(Element location data)
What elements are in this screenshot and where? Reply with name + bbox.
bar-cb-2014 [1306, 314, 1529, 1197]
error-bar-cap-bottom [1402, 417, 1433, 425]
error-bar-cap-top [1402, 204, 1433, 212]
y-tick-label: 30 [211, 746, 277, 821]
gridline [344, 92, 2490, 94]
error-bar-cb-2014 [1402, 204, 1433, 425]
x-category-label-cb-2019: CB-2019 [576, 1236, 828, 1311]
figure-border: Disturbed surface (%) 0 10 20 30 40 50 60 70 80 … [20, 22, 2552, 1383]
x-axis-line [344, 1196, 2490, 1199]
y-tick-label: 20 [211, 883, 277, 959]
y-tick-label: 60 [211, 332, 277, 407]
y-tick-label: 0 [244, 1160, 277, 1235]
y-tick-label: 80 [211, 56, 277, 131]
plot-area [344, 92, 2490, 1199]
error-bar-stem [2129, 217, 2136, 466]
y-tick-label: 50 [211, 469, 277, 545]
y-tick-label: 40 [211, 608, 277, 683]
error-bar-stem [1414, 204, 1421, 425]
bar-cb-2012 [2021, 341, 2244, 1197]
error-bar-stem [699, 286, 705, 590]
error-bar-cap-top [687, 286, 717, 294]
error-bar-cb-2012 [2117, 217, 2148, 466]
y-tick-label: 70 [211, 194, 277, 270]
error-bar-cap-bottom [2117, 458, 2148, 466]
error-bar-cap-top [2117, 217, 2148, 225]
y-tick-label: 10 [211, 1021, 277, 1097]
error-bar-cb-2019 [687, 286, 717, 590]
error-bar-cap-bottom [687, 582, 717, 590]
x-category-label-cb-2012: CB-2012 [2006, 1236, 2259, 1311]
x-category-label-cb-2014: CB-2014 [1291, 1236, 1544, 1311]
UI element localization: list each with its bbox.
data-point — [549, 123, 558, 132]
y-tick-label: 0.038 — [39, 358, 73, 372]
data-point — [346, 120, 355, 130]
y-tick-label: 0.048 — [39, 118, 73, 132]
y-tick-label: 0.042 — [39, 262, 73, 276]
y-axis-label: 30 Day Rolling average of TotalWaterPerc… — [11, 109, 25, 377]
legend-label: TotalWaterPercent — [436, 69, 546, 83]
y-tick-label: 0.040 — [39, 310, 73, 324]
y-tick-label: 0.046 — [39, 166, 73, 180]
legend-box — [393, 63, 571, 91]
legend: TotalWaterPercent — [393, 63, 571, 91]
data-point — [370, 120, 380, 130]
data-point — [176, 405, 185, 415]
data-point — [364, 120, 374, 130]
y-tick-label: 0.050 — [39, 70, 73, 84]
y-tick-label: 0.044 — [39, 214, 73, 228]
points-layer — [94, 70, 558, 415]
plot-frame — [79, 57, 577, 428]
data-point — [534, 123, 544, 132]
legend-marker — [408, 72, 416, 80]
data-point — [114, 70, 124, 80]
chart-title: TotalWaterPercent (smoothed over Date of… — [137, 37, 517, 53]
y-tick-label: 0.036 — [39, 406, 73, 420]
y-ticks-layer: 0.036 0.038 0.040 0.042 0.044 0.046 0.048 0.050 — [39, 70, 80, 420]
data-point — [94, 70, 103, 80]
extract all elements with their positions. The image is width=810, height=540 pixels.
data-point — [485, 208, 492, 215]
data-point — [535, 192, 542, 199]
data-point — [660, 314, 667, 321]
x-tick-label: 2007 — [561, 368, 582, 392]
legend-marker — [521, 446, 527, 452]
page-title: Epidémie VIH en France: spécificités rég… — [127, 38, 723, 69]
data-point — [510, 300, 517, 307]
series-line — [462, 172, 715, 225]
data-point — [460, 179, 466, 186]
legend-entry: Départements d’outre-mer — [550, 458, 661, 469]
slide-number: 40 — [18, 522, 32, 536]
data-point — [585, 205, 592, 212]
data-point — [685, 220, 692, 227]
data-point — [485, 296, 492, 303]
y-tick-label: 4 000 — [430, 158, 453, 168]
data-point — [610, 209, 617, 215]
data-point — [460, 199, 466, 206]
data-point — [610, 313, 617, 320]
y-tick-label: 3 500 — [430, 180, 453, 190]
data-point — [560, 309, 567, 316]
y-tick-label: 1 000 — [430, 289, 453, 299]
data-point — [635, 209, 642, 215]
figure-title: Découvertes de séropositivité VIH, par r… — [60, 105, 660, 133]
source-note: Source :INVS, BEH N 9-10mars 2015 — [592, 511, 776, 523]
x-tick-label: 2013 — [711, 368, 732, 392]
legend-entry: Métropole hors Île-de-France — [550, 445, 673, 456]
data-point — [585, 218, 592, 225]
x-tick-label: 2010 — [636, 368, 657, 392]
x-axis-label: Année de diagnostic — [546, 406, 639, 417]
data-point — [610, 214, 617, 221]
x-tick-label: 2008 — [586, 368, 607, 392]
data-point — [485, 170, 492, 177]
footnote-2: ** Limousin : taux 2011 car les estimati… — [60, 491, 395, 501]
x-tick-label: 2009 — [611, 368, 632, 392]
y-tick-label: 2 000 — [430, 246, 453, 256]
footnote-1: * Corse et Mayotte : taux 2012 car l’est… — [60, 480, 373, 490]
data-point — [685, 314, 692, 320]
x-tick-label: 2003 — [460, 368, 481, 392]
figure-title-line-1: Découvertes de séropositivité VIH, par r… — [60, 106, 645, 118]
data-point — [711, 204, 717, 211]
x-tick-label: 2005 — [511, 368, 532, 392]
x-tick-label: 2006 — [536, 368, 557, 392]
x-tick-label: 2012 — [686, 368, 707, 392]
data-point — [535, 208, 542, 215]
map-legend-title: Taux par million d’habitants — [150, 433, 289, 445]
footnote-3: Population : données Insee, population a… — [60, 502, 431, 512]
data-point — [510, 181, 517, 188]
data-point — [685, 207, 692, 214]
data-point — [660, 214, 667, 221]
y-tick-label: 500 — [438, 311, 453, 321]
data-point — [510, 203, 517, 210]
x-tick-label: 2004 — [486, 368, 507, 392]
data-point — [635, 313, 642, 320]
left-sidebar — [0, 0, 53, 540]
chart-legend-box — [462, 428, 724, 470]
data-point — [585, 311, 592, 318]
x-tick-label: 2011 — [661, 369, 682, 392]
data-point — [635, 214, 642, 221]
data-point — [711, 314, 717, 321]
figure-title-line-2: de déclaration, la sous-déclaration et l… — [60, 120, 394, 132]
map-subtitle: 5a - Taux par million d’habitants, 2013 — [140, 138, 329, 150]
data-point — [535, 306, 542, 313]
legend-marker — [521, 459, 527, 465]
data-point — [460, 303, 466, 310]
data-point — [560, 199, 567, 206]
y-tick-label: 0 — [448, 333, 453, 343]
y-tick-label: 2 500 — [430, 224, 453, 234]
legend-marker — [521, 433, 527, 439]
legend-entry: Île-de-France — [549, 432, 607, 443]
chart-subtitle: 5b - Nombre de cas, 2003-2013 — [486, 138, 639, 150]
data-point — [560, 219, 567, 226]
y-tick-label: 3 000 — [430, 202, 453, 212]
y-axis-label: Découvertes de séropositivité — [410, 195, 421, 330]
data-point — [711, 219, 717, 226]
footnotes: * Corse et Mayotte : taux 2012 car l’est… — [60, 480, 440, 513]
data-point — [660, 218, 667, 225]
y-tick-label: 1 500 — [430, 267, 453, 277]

DESCRIPTION OF THE TASK: Reproduce the records character for character, beginning with the first line and continuing through the line that contains "y-tick-label: 50 [211, 469, 277, 545]", and output nothing else.

WORKED SOLUTION:
What elements are in this screenshot and where? Reply with name + bbox.
bar-cb-2014 [1306, 314, 1529, 1197]
error-bar-cap-bottom [1402, 417, 1433, 425]
error-bar-cap-top [1402, 204, 1433, 212]
y-tick-label: 30 [211, 746, 277, 821]
gridline [344, 92, 2490, 94]
error-bar-cb-2014 [1402, 204, 1433, 425]
x-category-label-cb-2019: CB-2019 [576, 1236, 828, 1311]
figure-border: Disturbed surface (%) 0 10 20 30 40 50 60 70 80 … [20, 22, 2552, 1383]
x-axis-line [344, 1196, 2490, 1199]
y-tick-label: 20 [211, 883, 277, 959]
y-tick-label: 60 [211, 332, 277, 407]
y-tick-label: 0 [244, 1160, 277, 1235]
y-tick-label: 80 [211, 56, 277, 131]
plot-area [344, 92, 2490, 1199]
error-bar-stem [2129, 217, 2136, 466]
y-tick-label: 50 [211, 469, 277, 545]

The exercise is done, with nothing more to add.